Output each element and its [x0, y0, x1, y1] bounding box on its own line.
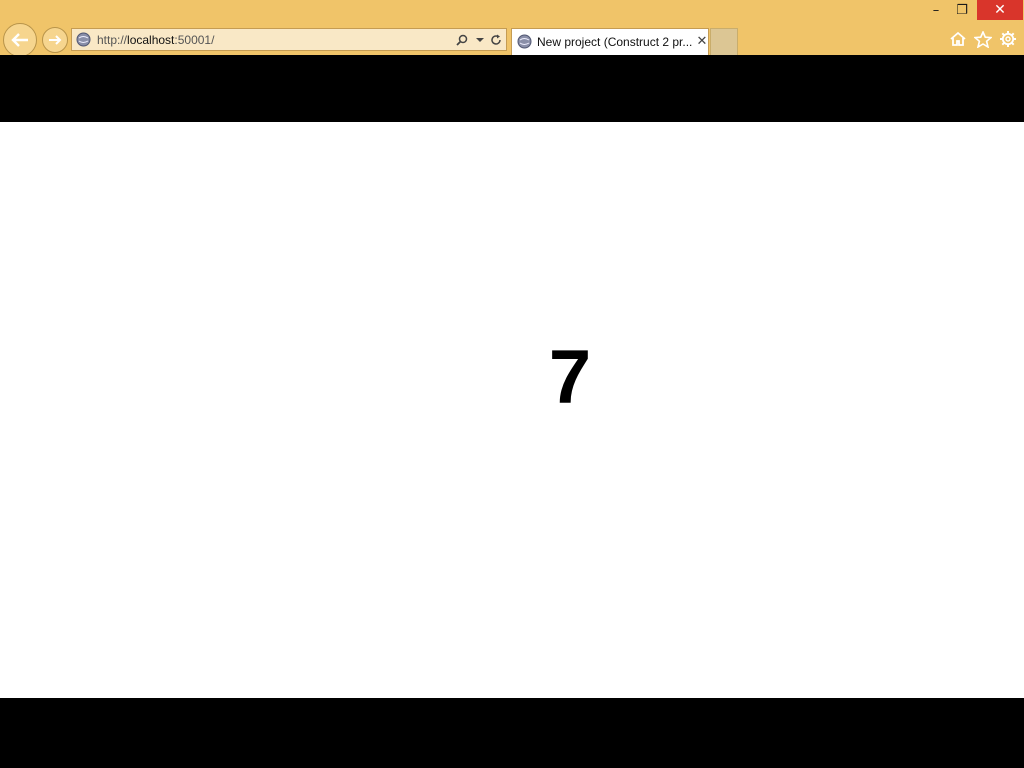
counter-text: 7 — [548, 335, 592, 420]
back-arrow-icon — [11, 33, 28, 47]
browser-tab[interactable]: New project (Construct 2 pr... ✕ — [511, 28, 709, 55]
tab-close-icon[interactable]: ✕ — [695, 33, 709, 49]
close-window-button[interactable]: ✕ — [977, 0, 1023, 20]
page-viewport: 7 — [0, 55, 1024, 768]
url-host: localhost — [127, 33, 175, 47]
restore-button[interactable]: ❐ — [950, 0, 974, 20]
new-tab-button[interactable] — [710, 28, 738, 55]
page-favicon-icon — [76, 32, 91, 47]
url-prefix: http:// — [97, 33, 128, 47]
chevron-down-icon[interactable] — [472, 32, 488, 48]
tab-title: New project (Construct 2 pr... — [537, 35, 693, 49]
url-suffix: :50001/ — [174, 33, 215, 47]
refresh-icon[interactable] — [488, 32, 504, 48]
gear-icon[interactable] — [997, 29, 1019, 49]
browser-chrome: – ❐ ✕ http://localhost:50001/ New projec… — [0, 0, 1024, 57]
address-bar[interactable]: http://localhost:50001/ — [71, 28, 507, 51]
game-canvas[interactable]: 7 — [0, 122, 1024, 698]
minimize-button[interactable]: – — [924, 0, 948, 20]
forward-arrow-icon — [49, 35, 62, 45]
star-icon[interactable] — [972, 29, 994, 49]
tab-favicon-icon — [517, 34, 532, 49]
address-url[interactable]: http://localhost:50001/ — [97, 32, 214, 48]
home-icon[interactable] — [947, 29, 969, 49]
search-icon[interactable] — [454, 32, 470, 48]
back-button[interactable] — [3, 23, 37, 57]
forward-button[interactable] — [42, 27, 68, 53]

» What to do:
Rewrite every line of the entries above, replacing "interactable" with "clickable" and keeping everything else unchanged. Leave out the picture lines.

» Final answer:
Output each element and its [x0, y0, x1, y1] bounding box on its own line.
counter-text: 7 — [548, 335, 592, 420]
back-arrow-icon — [11, 33, 28, 47]
browser-tab[clickable]: New project (Construct 2 pr... ✕ — [511, 28, 709, 55]
tab-close-icon[clickable]: ✕ — [695, 33, 709, 49]
close-window-button[clickable]: ✕ — [977, 0, 1023, 20]
page-viewport: 7 — [0, 55, 1024, 768]
url-host: localhost — [127, 33, 175, 47]
restore-button[clickable]: ❐ — [950, 0, 974, 20]
new-tab-button[clickable] — [710, 28, 738, 55]
page-favicon-icon — [76, 32, 91, 47]
url-prefix: http:// — [97, 33, 128, 47]
chevron-down-icon[clickable] — [472, 32, 488, 48]
tab-title: New project (Construct 2 pr... — [537, 35, 693, 49]
url-suffix: :50001/ — [174, 33, 215, 47]
refresh-icon[clickable] — [488, 32, 504, 48]
gear-icon[clickable] — [997, 29, 1019, 49]
browser-chrome: – ❐ ✕ http://localhost:50001/ New projec… — [0, 0, 1024, 57]
address-bar[clickable]: http://localhost:50001/ — [71, 28, 507, 51]
game-canvas[clickable]: 7 — [0, 122, 1024, 698]
minimize-button[clickable]: – — [924, 0, 948, 20]
forward-arrow-icon — [49, 35, 62, 45]
star-icon[clickable] — [972, 29, 994, 49]
tab-favicon-icon — [517, 34, 532, 49]
address-url[clickable]: http://localhost:50001/ — [97, 32, 214, 48]
home-icon[clickable] — [947, 29, 969, 49]
search-icon[clickable] — [454, 32, 470, 48]
back-button[clickable] — [3, 23, 37, 57]
forward-button[clickable] — [42, 27, 68, 53]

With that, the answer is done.